## start

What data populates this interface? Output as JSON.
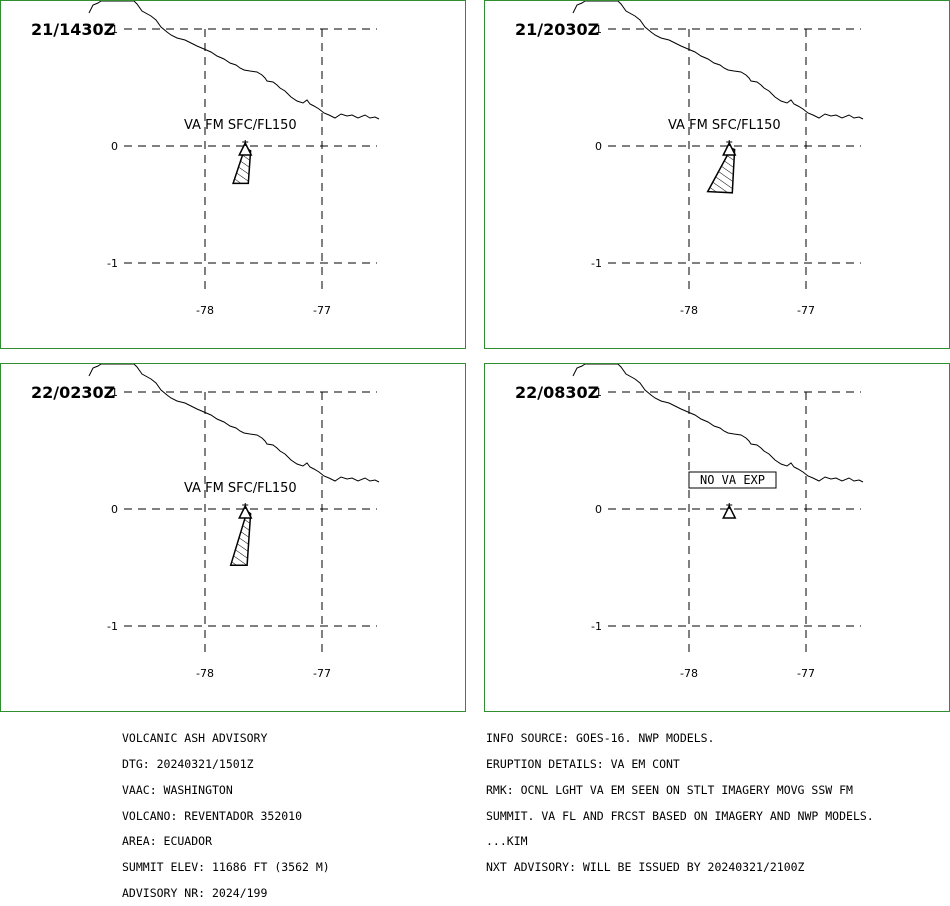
{
  "panels": [
    {
      "valid_time": "21/1430Z",
      "label": "VA FM SFC/FL150",
      "no_va": null,
      "plume": [
        [
          -77.66,
          -0.02
        ],
        [
          -77.61,
          -0.04
        ],
        [
          -77.63,
          -0.32
        ],
        [
          -77.76,
          -0.32
        ]
      ]
    },
    {
      "valid_time": "21/2030Z",
      "label": "VA FM SFC/FL150",
      "no_va": null,
      "plume": [
        [
          -77.64,
          -0.02
        ],
        [
          -77.61,
          -0.03
        ],
        [
          -77.63,
          -0.4
        ],
        [
          -77.84,
          -0.39
        ]
      ]
    },
    {
      "valid_time": "22/0230Z",
      "label": "VA FM SFC/FL150",
      "no_va": null,
      "plume": [
        [
          -77.64,
          -0.02
        ],
        [
          -77.61,
          -0.04
        ],
        [
          -77.64,
          -0.48
        ],
        [
          -77.78,
          -0.48
        ]
      ]
    },
    {
      "valid_time": "22/0830Z",
      "label": null,
      "no_va": "NO VA EXP",
      "plume": null
    }
  ],
  "map": {
    "lat_ticks": [
      "1",
      "0",
      "-1"
    ],
    "lon_ticks": [
      "-78",
      "-77"
    ],
    "volcano": {
      "lon": -77.656,
      "lat": -0.077
    },
    "colors": {
      "frame": "#2f8f2f",
      "ink": "#000000"
    }
  },
  "advisory_left": [
    "VOLCANIC ASH ADVISORY",
    "DTG: 20240321/1501Z",
    "VAAC: WASHINGTON",
    "VOLCANO: REVENTADOR 352010",
    "AREA: ECUADOR",
    "SUMMIT ELEV: 11686 FT (3562 M)",
    "ADVISORY NR: 2024/199"
  ],
  "advisory_right": [
    "INFO SOURCE: GOES-16. NWP MODELS.",
    "ERUPTION DETAILS: VA EM CONT",
    "RMK: OCNL LGHT VA EM SEEN ON STLT IMAGERY MOVG SSW FM",
    "SUMMIT. VA FL AND FRCST BASED ON IMAGERY AND NWP MODELS.",
    "...KIM",
    "NXT ADVISORY: WILL BE ISSUED BY 20240321/2100Z"
  ]
}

## end

- GIVEN TASK -
Lines holding the word "MODELS" in the entries above are the ones to pull out. Copy them all.

- SOLUTION FOR THIS PROBLEM -
    "INFO SOURCE: GOES-16. NWP MODELS.",
    "SUMMIT. VA FL AND FRCST BASED ON IMAGERY AND NWP MODELS.",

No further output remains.